___ Supplied material ___

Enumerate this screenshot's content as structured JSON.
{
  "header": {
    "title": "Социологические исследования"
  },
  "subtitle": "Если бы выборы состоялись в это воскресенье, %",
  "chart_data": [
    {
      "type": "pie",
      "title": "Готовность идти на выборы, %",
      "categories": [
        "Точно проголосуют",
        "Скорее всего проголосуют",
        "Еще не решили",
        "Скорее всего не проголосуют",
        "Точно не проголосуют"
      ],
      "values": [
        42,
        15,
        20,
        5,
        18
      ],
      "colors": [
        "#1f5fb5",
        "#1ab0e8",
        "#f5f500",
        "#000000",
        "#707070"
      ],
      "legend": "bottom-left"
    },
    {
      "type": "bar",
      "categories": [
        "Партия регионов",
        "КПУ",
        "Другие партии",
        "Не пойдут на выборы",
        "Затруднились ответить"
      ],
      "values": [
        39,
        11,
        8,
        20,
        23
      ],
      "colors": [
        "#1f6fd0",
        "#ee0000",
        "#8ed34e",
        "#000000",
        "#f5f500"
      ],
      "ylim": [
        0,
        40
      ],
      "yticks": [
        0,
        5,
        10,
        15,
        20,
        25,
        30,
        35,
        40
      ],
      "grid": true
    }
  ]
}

___

[What to do] Search the records above for the string "выборы". Copy every line that contains it.

[Expected output]
  "subtitle": "Если бы выборы состоялись в это воскресенье, %",
      "title": "Готовность идти на выборы, %",
        "Не пойдут на выборы",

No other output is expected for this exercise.